begin

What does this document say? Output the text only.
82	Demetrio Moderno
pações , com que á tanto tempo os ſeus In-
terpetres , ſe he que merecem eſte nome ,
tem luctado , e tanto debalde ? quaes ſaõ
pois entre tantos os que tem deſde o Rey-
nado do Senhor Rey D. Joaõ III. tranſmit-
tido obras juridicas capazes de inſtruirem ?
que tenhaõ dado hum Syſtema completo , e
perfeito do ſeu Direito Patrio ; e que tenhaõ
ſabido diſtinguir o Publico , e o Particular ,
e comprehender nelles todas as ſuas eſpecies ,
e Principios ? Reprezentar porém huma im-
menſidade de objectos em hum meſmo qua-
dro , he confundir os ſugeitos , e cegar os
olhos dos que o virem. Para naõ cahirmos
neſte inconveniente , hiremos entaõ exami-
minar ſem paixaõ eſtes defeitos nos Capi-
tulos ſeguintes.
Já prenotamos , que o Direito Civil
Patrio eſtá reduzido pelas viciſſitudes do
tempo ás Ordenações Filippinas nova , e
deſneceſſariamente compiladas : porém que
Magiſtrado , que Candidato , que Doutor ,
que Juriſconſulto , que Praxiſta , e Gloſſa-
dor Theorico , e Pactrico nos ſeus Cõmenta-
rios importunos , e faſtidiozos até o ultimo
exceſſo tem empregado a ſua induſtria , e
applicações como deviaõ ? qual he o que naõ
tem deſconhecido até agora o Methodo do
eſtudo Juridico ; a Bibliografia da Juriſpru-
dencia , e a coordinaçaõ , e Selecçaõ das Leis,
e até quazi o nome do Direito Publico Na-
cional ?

end

- _To be done_: Check each line above for the string "nome" and report how many lines have it, giving only the number.

- _Correct output_: 2